**MATERIALS PROVIDED:**
=-=-=
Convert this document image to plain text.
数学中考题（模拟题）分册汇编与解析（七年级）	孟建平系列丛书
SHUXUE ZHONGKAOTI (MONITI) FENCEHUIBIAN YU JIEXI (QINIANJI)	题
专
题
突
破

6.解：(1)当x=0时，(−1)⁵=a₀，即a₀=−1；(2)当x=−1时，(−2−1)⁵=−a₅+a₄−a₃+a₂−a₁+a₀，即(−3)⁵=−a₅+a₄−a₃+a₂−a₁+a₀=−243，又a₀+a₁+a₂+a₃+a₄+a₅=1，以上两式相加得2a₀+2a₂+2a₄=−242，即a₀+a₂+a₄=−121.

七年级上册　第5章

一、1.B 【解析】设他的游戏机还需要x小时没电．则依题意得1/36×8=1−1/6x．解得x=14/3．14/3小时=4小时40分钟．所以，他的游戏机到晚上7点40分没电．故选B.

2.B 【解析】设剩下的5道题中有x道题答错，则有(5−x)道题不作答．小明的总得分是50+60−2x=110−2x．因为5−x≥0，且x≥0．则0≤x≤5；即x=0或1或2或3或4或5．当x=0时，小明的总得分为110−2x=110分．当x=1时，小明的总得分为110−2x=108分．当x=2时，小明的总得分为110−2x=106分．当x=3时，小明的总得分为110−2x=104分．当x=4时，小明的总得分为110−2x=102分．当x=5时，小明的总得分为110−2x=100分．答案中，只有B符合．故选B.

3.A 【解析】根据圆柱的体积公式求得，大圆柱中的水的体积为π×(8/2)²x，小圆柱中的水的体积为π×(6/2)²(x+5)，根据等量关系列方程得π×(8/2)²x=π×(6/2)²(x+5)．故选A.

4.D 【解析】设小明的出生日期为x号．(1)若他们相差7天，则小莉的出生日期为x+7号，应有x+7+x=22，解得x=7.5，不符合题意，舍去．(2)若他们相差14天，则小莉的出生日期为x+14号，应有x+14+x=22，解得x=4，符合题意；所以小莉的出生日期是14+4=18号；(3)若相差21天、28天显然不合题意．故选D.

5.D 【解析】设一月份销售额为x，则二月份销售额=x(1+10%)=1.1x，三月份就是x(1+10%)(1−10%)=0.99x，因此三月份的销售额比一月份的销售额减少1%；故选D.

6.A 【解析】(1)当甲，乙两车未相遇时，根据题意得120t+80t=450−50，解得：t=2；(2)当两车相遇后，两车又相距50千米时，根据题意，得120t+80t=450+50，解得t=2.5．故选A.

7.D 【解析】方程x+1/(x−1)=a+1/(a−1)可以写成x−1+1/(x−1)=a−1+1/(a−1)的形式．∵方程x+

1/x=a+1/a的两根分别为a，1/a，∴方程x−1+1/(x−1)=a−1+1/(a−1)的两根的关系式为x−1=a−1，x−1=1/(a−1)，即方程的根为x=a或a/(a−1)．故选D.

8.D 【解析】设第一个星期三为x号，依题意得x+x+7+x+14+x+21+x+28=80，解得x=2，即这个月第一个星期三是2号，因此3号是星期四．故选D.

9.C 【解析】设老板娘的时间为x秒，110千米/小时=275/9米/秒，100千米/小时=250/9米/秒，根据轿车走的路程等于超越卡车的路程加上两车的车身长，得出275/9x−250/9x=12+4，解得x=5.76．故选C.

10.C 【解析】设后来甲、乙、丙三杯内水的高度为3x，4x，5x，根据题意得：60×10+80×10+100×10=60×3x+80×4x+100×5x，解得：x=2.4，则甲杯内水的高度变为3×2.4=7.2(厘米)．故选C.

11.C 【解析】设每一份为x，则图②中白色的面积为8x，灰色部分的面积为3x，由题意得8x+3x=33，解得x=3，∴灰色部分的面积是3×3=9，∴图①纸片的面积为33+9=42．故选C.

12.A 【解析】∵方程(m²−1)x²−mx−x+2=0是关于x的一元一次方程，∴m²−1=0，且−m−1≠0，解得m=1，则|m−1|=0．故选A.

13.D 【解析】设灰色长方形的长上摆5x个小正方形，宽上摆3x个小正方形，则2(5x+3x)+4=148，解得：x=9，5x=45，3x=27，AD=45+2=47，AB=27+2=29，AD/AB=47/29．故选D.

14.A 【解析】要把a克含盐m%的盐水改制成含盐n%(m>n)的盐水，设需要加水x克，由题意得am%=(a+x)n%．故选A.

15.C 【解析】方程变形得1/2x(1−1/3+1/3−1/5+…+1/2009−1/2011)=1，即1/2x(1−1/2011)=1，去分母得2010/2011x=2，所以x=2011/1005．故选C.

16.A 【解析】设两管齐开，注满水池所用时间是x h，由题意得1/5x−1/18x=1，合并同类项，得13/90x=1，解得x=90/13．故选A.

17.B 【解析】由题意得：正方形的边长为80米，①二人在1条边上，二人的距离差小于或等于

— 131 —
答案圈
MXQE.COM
=-=-=
Recopy the entries above exactly, with every line included.

Convert this document image to plain text.
数学中考题（模拟题）分册汇编与解析（七年级）	孟建平系列丛书
SHUXUE ZHONGKAOTI (MONITI) FENCEHUIBIAN YU JIEXI (QINIANJI)	题
专
题
突
破

6.解：(1)当x=0时，(−1)⁵=a₀，即a₀=−1；(2)当x=−1时，(−2−1)⁵=−a₅+a₄−a₃+a₂−a₁+a₀，即(−3)⁵=−a₅+a₄−a₃+a₂−a₁+a₀=−243，又a₀+a₁+a₂+a₃+a₄+a₅=1，以上两式相加得2a₀+2a₂+2a₄=−242，即a₀+a₂+a₄=−121.

七年级上册　第5章

一、1.B 【解析】设他的游戏机还需要x小时没电．则依题意得1/36×8=1−1/6x．解得x=14/3．14/3小时=4小时40分钟．所以，他的游戏机到晚上7点40分没电．故选B.

2.B 【解析】设剩下的5道题中有x道题答错，则有(5−x)道题不作答．小明的总得分是50+60−2x=110−2x．因为5−x≥0，且x≥0．则0≤x≤5；即x=0或1或2或3或4或5．当x=0时，小明的总得分为110−2x=110分．当x=1时，小明的总得分为110−2x=108分．当x=2时，小明的总得分为110−2x=106分．当x=3时，小明的总得分为110−2x=104分．当x=4时，小明的总得分为110−2x=102分．当x=5时，小明的总得分为110−2x=100分．答案中，只有B符合．故选B.

3.A 【解析】根据圆柱的体积公式求得，大圆柱中的水的体积为π×(8/2)²x，小圆柱中的水的体积为π×(6/2)²(x+5)，根据等量关系列方程得π×(8/2)²x=π×(6/2)²(x+5)．故选A.

4.D 【解析】设小明的出生日期为x号．(1)若他们相差7天，则小莉的出生日期为x+7号，应有x+7+x=22，解得x=7.5，不符合题意，舍去．(2)若他们相差14天，则小莉的出生日期为x+14号，应有x+14+x=22，解得x=4，符合题意；所以小莉的出生日期是14+4=18号；(3)若相差21天、28天显然不合题意．故选D.

5.D 【解析】设一月份销售额为x，则二月份销售额=x(1+10%)=1.1x，三月份就是x(1+10%)(1−10%)=0.99x，因此三月份的销售额比一月份的销售额减少1%；故选D.

6.A 【解析】(1)当甲，乙两车未相遇时，根据题意得120t+80t=450−50，解得：t=2；(2)当两车相遇后，两车又相距50千米时，根据题意，得120t+80t=450+50，解得t=2.5．故选A.

7.D 【解析】方程x+1/(x−1)=a+1/(a−1)可以写成x−1+1/(x−1)=a−1+1/(a−1)的形式．∵方程x+

1/x=a+1/a的两根分别为a，1/a，∴方程x−1+1/(x−1)=a−1+1/(a−1)的两根的关系式为x−1=a−1，x−1=1/(a−1)，即方程的根为x=a或a/(a−1)．故选D.

8.D 【解析】设第一个星期三为x号，依题意得x+x+7+x+14+x+21+x+28=80，解得x=2，即这个月第一个星期三是2号，因此3号是星期四．故选D.

9.C 【解析】设老板娘的时间为x秒，110千米/小时=275/9米/秒，100千米/小时=250/9米/秒，根据轿车走的路程等于超越卡车的路程加上两车的车身长，得出275/9x−250/9x=12+4，解得x=5.76．故选C.

10.C 【解析】设后来甲、乙、丙三杯内水的高度为3x，4x，5x，根据题意得：60×10+80×10+100×10=60×3x+80×4x+100×5x，解得：x=2.4，则甲杯内水的高度变为3×2.4=7.2(厘米)．故选C.

11.C 【解析】设每一份为x，则图②中白色的面积为8x，灰色部分的面积为3x，由题意得8x+3x=33，解得x=3，∴灰色部分的面积是3×3=9，∴图①纸片的面积为33+9=42．故选C.

12.A 【解析】∵方程(m²−1)x²−mx−x+2=0是关于x的一元一次方程，∴m²−1=0，且−m−1≠0，解得m=1，则|m−1|=0．故选A.

13.D 【解析】设灰色长方形的长上摆5x个小正方形，宽上摆3x个小正方形，则2(5x+3x)+4=148，解得：x=9，5x=45，3x=27，AD=45+2=47，AB=27+2=29，AD/AB=47/29．故选D.

14.A 【解析】要把a克含盐m%的盐水改制成含盐n%(m>n)的盐水，设需要加水x克，由题意得am%=(a+x)n%．故选A.

15.C 【解析】方程变形得1/2x(1−1/3+1/3−1/5+…+1/2009−1/2011)=1，即1/2x(1−1/2011)=1，去分母得2010/2011x=2，所以x=2011/1005．故选C.

16.A 【解析】设两管齐开，注满水池所用时间是x h，由题意得1/5x−1/18x=1，合并同类项，得13/90x=1，解得x=90/13．故选A.

17.B 【解析】由题意得：正方形的边长为80米，①二人在1条边上，二人的距离差小于或等于

— 131 —
答案圈
MXQE.COM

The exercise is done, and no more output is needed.